For each line in the data below that holds "agent", return a copy.

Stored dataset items
————

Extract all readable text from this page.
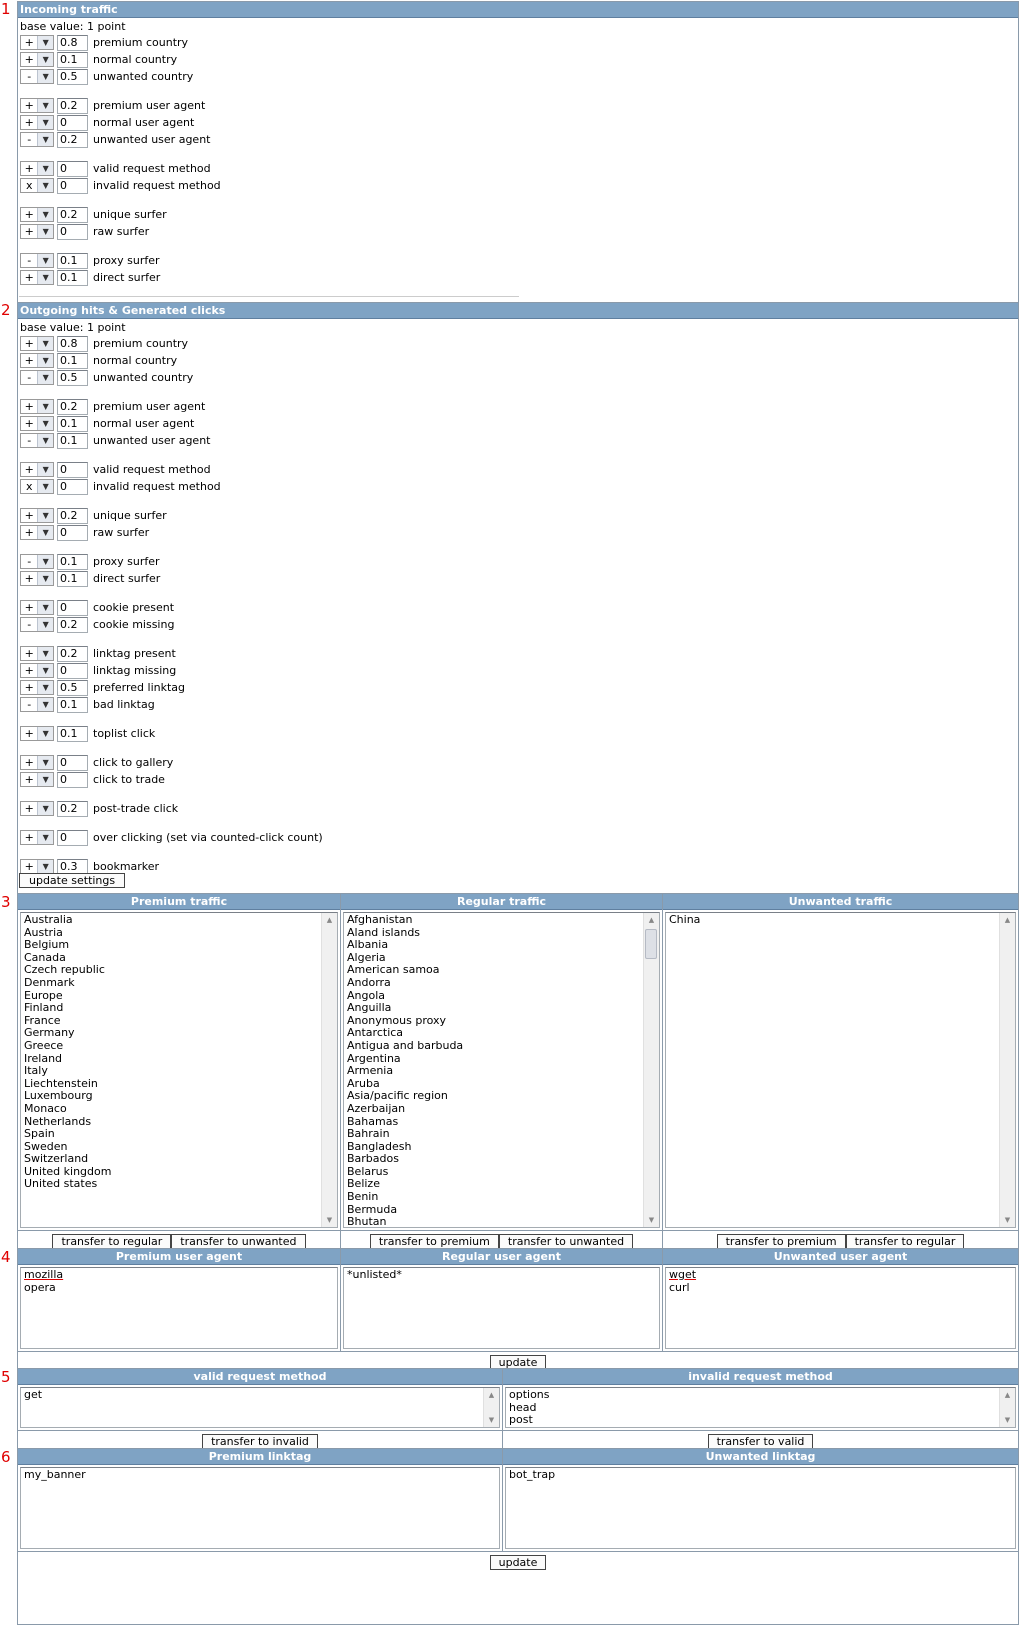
1
2
3
4
5
6
Incoming traffic
base value: 1 point
+	▼	0.8	premium country
+	▼	0.1	normal country
-	▼	0.5	unwanted country
+	▼	0.2	premium user agent
+	▼	0	normal user agent
-	▼	0.2	unwanted user agent
+	▼	0	valid request method
x	▼	0	invalid request method
+	▼	0.2	unique surfer
+	▼	0	raw surfer
-	▼	0.1	proxy surfer
+	▼	0.1	direct surfer
Outgoing hits & Generated clicks
base value: 1 point
+	▼	0.8	premium country
+	▼	0.1	normal country
-	▼	0.5	unwanted country
+	▼	0.2	premium user agent
+	▼	0.1	normal user agent
-	▼	0.1	unwanted user agent
+	▼	0	valid request method
x	▼	0	invalid request method
+	▼	0.2	unique surfer
+	▼	0	raw surfer
-	▼	0.1	proxy surfer
+	▼	0.1	direct surfer
+	▼	0	cookie present
-	▼	0.2	cookie missing
+	▼	0.2	linktag present
+	▼	0	linktag missing
+	▼	0.5	preferred linktag
-	▼	0.1	bad linktag
+	▼	0.1	toplist click
+	▼	0	click to gallery
+	▼	0	click to trade
+	▼	0.2	post-trade click
+	▼	0	over clicking (set via counted-click count)
+	▼	0.3	bookmarker
update settings
Premium traffic
Australia
Austria
Belgium
Canada
Czech republic
Denmark
Europe
Finland
France
Germany
Greece
Ireland
Italy
Liechtenstein
Luxembourg
Monaco
Netherlands
Spain
Sweden
Switzerland
United kingdom
United states
▲
▼
transfer to regular	transfer to unwanted
Regular traffic
Afghanistan
Aland islands
Albania
Algeria
American samoa
Andorra
Angola
Anguilla
Anonymous proxy
Antarctica
Antigua and barbuda
Argentina
Armenia
Aruba
Asia/pacific region
Azerbaijan
Bahamas
Bahrain
Bangladesh
Barbados
Belarus
Belize
Benin
Bermuda
Bhutan
▲
▼
transfer to premium	transfer to unwanted
Unwanted traffic
China	▲
▼
transfer to premium	transfer to regular
Premium user agent
mozilla
opera
Regular user agent
*unlisted*
Unwanted user agent
wget
curl
update
valid request method
get	▲
▼
transfer to invalid
invalid request method
options
head
post
▲
▼
transfer to valid
Premium linktag
my_banner
Unwanted linktag
bot_trap
update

————

Exercise solution:
+	▼	0.2	premium user agent
+	▼	0	normal user agent
-	▼	0.2	unwanted user agent
+	▼	0.2	premium user agent
+	▼	0.1	normal user agent
-	▼	0.1	unwanted user agent
Premium user agent
Regular user agent
Unwanted user agent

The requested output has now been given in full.